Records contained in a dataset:
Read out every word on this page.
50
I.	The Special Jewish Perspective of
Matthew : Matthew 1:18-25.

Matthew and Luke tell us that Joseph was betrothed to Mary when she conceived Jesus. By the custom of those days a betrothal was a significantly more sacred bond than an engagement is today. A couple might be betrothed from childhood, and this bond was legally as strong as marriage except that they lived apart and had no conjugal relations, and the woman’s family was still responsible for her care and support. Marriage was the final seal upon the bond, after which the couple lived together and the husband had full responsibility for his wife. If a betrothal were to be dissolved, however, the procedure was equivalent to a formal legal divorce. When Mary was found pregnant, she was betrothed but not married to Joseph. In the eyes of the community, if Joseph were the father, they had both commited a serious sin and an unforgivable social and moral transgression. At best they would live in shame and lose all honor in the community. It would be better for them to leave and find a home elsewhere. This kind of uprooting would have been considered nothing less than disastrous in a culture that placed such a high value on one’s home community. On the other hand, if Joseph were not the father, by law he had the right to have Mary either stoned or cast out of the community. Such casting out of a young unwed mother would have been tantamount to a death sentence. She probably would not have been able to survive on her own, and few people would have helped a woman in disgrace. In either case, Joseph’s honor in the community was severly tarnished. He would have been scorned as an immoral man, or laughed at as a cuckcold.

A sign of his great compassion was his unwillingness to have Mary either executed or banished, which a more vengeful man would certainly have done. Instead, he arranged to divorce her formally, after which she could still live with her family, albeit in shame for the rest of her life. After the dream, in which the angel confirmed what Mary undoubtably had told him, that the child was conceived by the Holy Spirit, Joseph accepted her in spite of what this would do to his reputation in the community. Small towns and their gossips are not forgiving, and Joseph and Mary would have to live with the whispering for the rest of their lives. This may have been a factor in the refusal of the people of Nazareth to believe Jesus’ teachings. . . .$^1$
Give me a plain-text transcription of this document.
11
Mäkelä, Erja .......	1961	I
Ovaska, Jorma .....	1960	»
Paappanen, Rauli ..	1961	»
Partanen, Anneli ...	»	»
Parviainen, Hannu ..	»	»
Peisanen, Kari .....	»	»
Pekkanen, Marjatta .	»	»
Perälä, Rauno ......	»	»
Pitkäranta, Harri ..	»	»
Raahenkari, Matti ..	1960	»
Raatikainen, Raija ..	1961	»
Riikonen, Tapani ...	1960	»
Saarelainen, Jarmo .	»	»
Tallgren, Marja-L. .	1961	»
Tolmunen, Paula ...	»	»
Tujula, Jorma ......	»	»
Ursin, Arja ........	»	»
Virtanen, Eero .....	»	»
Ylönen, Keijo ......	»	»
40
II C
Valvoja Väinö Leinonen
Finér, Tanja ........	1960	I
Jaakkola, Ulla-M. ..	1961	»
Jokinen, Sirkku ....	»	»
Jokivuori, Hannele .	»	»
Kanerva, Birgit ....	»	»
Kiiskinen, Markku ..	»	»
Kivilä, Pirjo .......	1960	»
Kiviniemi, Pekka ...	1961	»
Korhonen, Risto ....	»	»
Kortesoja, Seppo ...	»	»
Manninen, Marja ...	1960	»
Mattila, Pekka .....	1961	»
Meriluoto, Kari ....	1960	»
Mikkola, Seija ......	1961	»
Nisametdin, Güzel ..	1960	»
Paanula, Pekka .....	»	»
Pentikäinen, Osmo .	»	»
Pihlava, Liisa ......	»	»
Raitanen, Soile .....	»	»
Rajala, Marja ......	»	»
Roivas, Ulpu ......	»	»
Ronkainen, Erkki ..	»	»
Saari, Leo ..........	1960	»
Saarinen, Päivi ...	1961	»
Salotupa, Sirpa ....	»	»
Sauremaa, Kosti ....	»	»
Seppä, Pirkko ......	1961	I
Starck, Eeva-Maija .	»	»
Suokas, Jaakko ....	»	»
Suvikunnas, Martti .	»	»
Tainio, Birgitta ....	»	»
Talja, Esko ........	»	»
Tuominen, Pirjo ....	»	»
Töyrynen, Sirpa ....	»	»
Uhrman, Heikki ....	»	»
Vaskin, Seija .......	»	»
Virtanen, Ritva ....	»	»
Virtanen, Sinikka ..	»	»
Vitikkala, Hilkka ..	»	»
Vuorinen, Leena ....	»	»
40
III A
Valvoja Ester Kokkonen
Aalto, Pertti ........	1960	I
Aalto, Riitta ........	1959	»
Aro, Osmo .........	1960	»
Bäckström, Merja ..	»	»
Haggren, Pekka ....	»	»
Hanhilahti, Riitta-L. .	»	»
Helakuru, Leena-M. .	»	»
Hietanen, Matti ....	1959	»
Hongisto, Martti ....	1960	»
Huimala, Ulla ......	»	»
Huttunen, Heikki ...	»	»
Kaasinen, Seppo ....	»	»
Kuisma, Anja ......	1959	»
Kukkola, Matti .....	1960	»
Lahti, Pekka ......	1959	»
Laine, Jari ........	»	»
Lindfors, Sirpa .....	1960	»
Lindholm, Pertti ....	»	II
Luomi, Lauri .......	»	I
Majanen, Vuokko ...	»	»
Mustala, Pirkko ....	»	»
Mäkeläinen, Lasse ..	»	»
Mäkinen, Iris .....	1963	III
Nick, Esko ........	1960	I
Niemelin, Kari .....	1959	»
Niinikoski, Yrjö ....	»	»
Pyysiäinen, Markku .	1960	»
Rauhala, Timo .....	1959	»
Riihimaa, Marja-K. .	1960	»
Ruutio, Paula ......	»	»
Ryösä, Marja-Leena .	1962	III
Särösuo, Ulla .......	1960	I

#### Aim
Find the number of lines in which the word "Pertti" occurs, and write nothing but that number.

#### Exercise output
2